→ **STATED GOAL**
Leave out the pictures and repeat everything else in the records exactly.

→ **DATA SHOWN**
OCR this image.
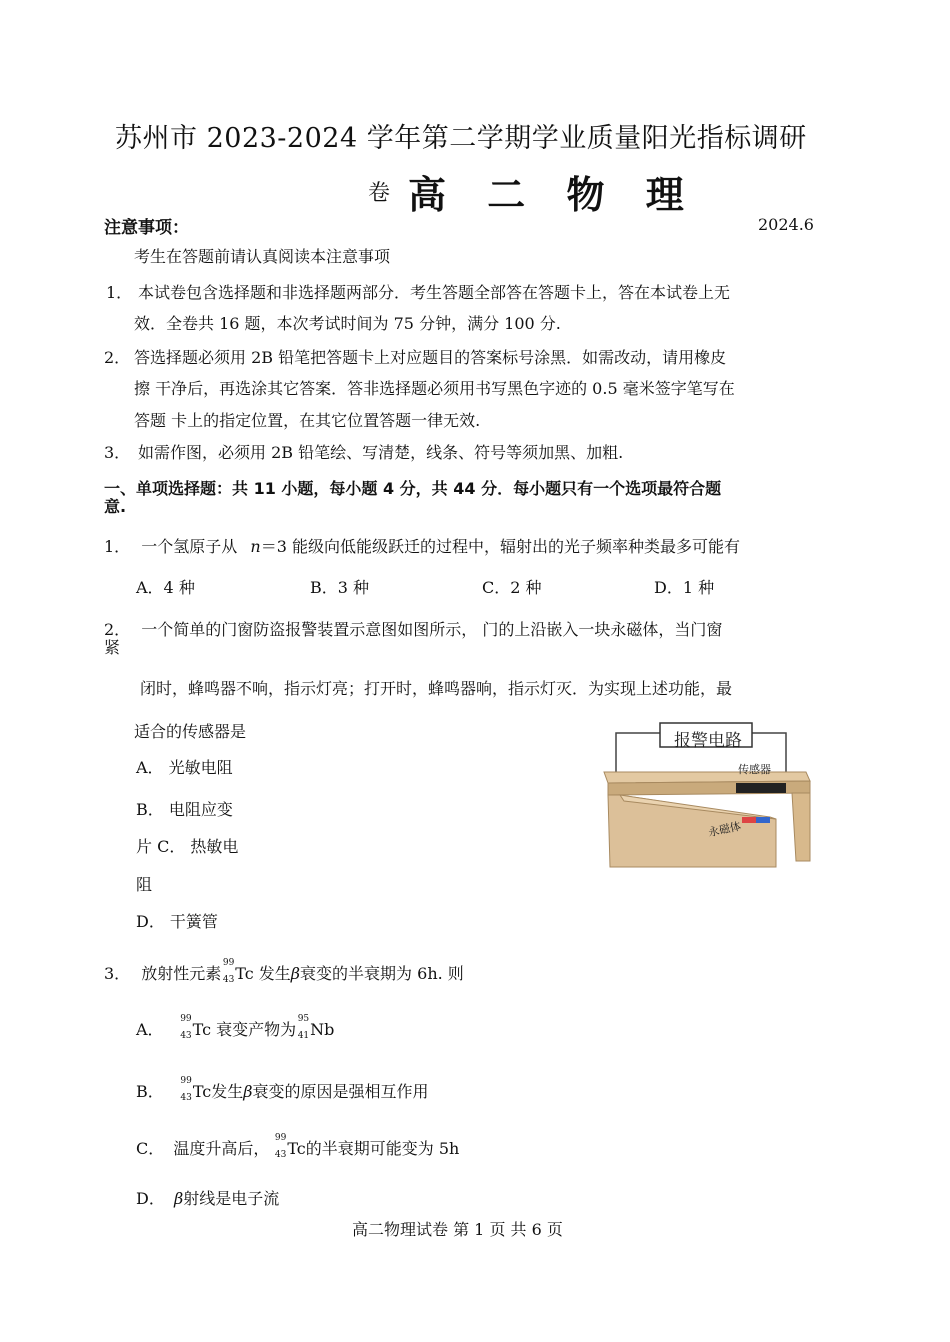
苏州市 2023-2024 学年第二学期学业质量阳光指标调研
卷 高 二 物 理
注意事项：	2024.6
考生在答题前请认真阅读本注意事项
1． 本试卷包含选择题和非选择题两部分．考生答题全部答在答题卡上，答在本试卷上无
效．全卷共 16 题，本次考试时间为 75 分钟，满分 100 分.
2． 答选择题必须用 2B 铅笔把答题卡上对应题目的答案标号涂黑．如需改动，请用橡皮
擦 干净后，再选涂其它答案．答非选择题必须用书写黑色字迹的 0.5 毫米签字笔写在
答题 卡上的指定位置，在其它位置答题一律无效.
3． 如需作图，必须用 2B 铅笔绘、写清楚，线条、符号等须加黑、加粗.
一、单项选择题：共 11 小题，每小题 4 分，共 44 分．每小题只有一个选项最符合题
意.
1． 一个氢原子从 n＝3 能级向低能级跃迁的过程中，辐射出的光子频率种类最多可能有
A．4 种	B．3 种	C．2 种	D．1 种
2． 一个简单的门窗防盗报警装置示意图如图所示， 门的上沿嵌入一块永磁体，当门窗
紧
闭时，蜂鸣器不响，指示灯亮；打开时，蜂鸣器响，指示灯灭．为实现上述功能，最
适合的传感器是
A． 光敏电阻
B． 电阻应变
片 C． 热敏电
阻
D． 干簧管
报警电路
传感器
永磁体
3． 放射性元素
99
43 Tc 发生β衰变的半衰期为 6h. 则
A．
99
43 Tc 衰变产物为
95
41 Nb
B．
99
43 Tc发生β衰变的原因是强相互作用
C． 温度升高后，
99
43 Tc的半衰期可能变为 5h
D． β射线是电子流
高二物理试卷 第 1 页 共 6 页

→ **ANSWER TO THE TASK**
OCR this image.
苏州市 2023-2024 学年第二学期学业质量阳光指标调研
卷 高 二 物 理
注意事项：	2024.6
考生在答题前请认真阅读本注意事项
1． 本试卷包含选择题和非选择题两部分．考生答题全部答在答题卡上，答在本试卷上无
效．全卷共 16 题，本次考试时间为 75 分钟，满分 100 分.
2． 答选择题必须用 2B 铅笔把答题卡上对应题目的答案标号涂黑．如需改动，请用橡皮
擦 干净后，再选涂其它答案．答非选择题必须用书写黑色字迹的 0.5 毫米签字笔写在
答题 卡上的指定位置，在其它位置答题一律无效.
3． 如需作图，必须用 2B 铅笔绘、写清楚，线条、符号等须加黑、加粗.
一、单项选择题：共 11 小题，每小题 4 分，共 44 分．每小题只有一个选项最符合题
意.
1． 一个氢原子从 n＝3 能级向低能级跃迁的过程中，辐射出的光子频率种类最多可能有
A．4 种	B．3 种	C．2 种	D．1 种
2． 一个简单的门窗防盗报警装置示意图如图所示， 门的上沿嵌入一块永磁体，当门窗
紧
闭时，蜂鸣器不响，指示灯亮；打开时，蜂鸣器响，指示灯灭．为实现上述功能，最
适合的传感器是
A． 光敏电阻
B． 电阻应变
片 C． 热敏电
阻
D． 干簧管
报警电路
传感器
永磁体
3． 放射性元素
99
43 Tc 发生β衰变的半衰期为 6h. 则
A．
99
43 Tc 衰变产物为
95
41 Nb
B．
99
43 Tc发生β衰变的原因是强相互作用
C． 温度升高后，
99
43 Tc的半衰期可能变为 5h
D． β射线是电子流
高二物理试卷 第 1 页 共 6 页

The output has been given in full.